— start —

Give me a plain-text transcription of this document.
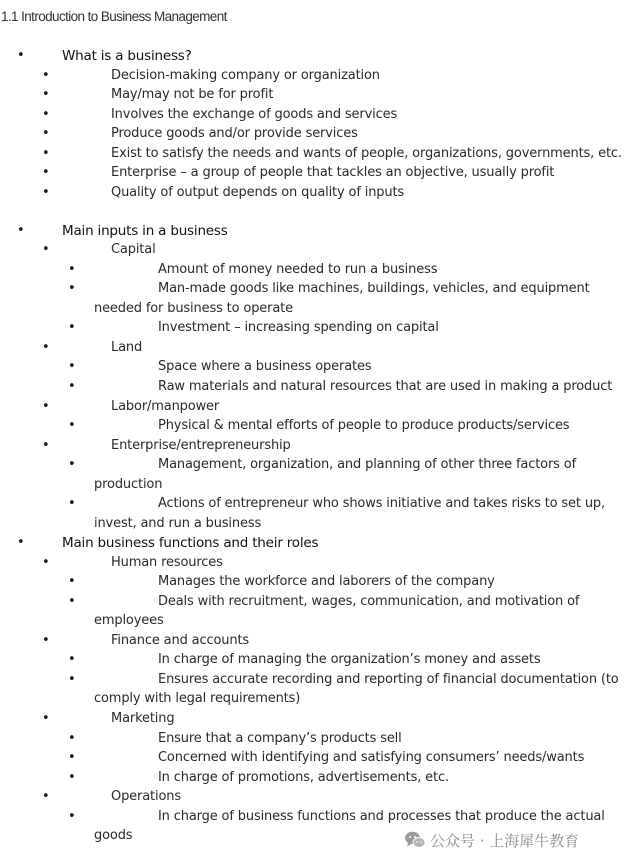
1.1 Introduction to Business Management
•	What is a business?
•	Decision-making company or organization
•	May/may not be for profit
•	Involves the exchange of goods and services
•	Produce goods and/or provide services
•	Exist to satisfy the needs and wants of people, organizations, governments, etc.
•	Enterprise – a group of people that tackles an objective, usually profit
•	Quality of output depends on quality of inputs
•	Main inputs in a business
•	Capital
•	Amount of money needed to run a business
•	Man-made goods like machines, buildings, vehicles, and equipment
needed for business to operate
•	Investment – increasing spending on capital
•	Land
•	Space where a business operates
•	Raw materials and natural resources that are used in making a product
•	Labor/manpower
•	Physical & mental efforts of people to produce products/services
•	Enterprise/entrepreneurship
•	Management, organization, and planning of other three factors of
production
•	Actions of entrepreneur who shows initiative and takes risks to set up,
invest, and run a business
•	Main business functions and their roles
•	Human resources
•	Manages the workforce and laborers of the company
•	Deals with recruitment, wages, communication, and motivation of
employees
•	Finance and accounts
•	In charge of managing the organization’s money and assets
•	Ensures accurate recording and reporting of financial documentation (to
comply with legal requirements)
•	Marketing
•	Ensure that a company’s products sell
•	Concerned with identifying and satisfying consumers’ needs/wants
•	In charge of promotions, advertisements, etc.
•	Operations
•	In charge of business functions and processes that produce the actual
goods	公众号 · 上海犀牛教育
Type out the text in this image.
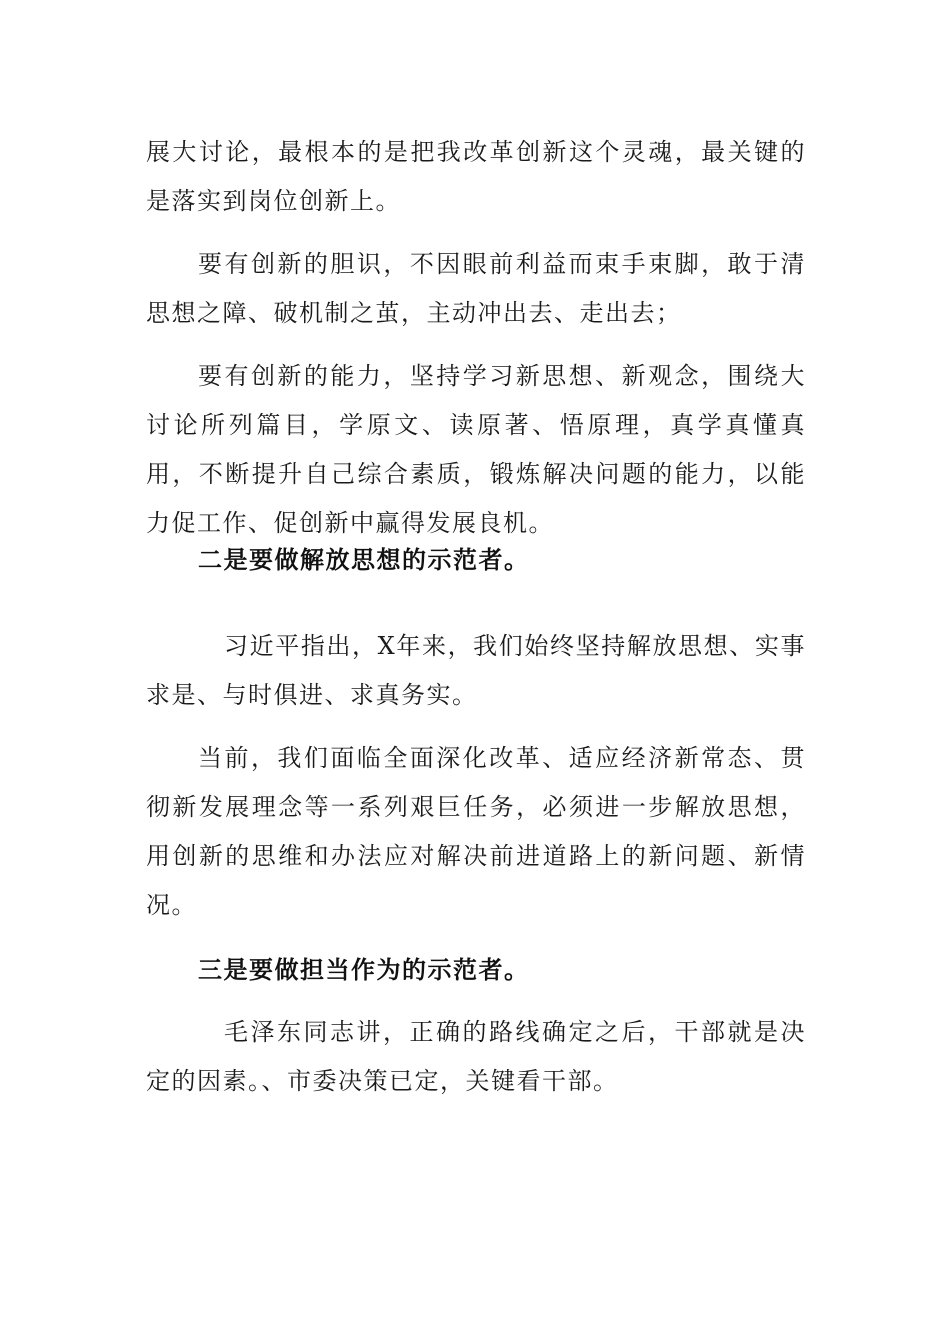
展大讨论，最根本的是把我改革创新这个灵魂，最关键的是落实到岗位创新上。

要有创新的胆识，不因眼前利益而束手束脚，敢于清思想之障、破机制之茧，主动冲出去、走出去；

要有创新的能力，坚持学习新思想、新观念，围绕大讨论所列篇目，学原文、读原著、悟原理，真学真懂真用，不断提升自己综合素质，锻炼解决问题的能力，以能力促工作、促创新中赢得发展良机。

二是要做解放思想的示范者。

习近平指出，X年来，我们始终坚持解放思想、实事求是、与时俱进、求真务实。

当前，我们面临全面深化改革、适应经济新常态、贯彻新发展理念等一系列艰巨任务，必须进一步解放思想，用创新的思维和办法应对解决前进道路上的新问题、新情况。

三是要做担当作为的示范者。

毛泽东同志讲，正确的路线确定之后，干部就是决定的因素。、市委决策已定，关键看干部。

— end —

WHAT YOU WILL DO: Provide the number of lines in these entries that hold the word "resources", without any accompanying text.

RESPONSE TO THE TASK: 2